(INPUT DATA):

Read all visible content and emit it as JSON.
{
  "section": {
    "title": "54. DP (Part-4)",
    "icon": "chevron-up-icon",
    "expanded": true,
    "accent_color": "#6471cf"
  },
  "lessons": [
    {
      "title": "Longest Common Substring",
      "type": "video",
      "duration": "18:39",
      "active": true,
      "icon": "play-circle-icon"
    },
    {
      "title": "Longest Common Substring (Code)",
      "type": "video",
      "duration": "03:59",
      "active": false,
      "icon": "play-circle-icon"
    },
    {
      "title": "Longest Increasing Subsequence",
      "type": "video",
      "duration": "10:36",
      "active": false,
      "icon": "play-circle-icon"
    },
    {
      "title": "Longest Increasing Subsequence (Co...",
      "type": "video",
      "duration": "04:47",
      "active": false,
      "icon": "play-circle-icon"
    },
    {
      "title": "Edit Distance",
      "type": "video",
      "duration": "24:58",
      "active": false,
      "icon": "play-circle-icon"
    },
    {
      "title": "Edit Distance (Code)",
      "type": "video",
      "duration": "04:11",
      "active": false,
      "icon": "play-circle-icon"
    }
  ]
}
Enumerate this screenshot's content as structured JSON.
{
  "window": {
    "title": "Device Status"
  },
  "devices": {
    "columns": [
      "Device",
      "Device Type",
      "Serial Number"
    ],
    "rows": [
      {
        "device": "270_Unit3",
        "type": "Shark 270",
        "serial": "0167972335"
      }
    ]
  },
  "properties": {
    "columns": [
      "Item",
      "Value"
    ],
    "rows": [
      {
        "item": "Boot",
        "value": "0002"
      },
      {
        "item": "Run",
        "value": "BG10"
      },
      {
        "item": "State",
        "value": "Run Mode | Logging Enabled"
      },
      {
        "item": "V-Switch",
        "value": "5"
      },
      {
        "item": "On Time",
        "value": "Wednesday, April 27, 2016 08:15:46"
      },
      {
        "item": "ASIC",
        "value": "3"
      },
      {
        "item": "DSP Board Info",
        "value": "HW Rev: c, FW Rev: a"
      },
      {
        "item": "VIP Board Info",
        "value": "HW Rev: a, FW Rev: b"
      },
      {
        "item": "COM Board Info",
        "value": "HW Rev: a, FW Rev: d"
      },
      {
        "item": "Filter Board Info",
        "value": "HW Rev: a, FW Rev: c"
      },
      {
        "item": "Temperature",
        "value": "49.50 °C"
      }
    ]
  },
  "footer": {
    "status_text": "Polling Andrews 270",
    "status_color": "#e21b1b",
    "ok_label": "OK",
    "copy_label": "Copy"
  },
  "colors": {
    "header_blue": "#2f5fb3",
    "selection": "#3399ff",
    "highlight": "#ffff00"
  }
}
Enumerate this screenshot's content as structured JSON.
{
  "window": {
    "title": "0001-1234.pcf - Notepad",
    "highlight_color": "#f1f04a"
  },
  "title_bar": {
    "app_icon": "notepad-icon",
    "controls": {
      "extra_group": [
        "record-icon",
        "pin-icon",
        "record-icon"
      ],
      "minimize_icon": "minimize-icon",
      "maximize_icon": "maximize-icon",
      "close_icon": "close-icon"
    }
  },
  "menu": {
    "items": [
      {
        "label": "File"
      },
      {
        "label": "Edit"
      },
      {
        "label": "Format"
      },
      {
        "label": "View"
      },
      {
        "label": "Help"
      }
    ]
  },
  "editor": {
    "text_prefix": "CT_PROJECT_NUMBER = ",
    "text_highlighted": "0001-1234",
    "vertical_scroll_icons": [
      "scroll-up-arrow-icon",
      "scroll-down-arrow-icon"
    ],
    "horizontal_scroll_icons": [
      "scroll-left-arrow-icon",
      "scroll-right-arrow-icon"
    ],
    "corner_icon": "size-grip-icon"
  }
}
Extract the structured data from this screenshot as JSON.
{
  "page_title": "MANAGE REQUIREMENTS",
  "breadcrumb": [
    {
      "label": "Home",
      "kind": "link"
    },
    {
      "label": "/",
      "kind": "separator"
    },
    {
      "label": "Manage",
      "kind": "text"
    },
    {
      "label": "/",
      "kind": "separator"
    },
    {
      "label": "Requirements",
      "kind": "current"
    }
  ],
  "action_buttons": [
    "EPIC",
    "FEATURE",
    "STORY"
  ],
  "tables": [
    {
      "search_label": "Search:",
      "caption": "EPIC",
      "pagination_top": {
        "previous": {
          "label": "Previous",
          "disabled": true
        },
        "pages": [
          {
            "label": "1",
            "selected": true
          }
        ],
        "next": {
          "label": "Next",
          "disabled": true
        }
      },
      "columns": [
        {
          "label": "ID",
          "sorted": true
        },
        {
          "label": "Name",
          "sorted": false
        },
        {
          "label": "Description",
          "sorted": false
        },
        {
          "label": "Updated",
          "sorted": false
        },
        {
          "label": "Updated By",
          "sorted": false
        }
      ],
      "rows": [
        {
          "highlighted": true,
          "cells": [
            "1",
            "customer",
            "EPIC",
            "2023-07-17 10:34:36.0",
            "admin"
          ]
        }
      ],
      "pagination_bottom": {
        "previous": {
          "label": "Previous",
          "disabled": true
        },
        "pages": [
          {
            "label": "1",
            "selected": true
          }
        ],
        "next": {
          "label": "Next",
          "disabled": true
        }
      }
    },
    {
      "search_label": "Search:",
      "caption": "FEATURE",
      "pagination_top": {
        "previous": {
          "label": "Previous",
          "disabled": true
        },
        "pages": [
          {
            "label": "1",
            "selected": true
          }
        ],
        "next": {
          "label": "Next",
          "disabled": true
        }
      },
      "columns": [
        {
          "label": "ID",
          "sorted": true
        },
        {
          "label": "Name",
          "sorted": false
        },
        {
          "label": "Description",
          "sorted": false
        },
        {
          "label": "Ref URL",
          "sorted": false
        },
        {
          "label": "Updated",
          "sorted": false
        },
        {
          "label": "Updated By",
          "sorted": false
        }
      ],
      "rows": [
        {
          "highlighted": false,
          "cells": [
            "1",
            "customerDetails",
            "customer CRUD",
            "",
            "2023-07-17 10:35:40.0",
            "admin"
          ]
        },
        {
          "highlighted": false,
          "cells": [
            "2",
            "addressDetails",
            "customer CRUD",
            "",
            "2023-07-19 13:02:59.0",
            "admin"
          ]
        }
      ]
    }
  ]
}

(AIM): Give the number of lines that hold the word "Substring" in these records, with nothing added.

(COMPLETE ANSWER): 2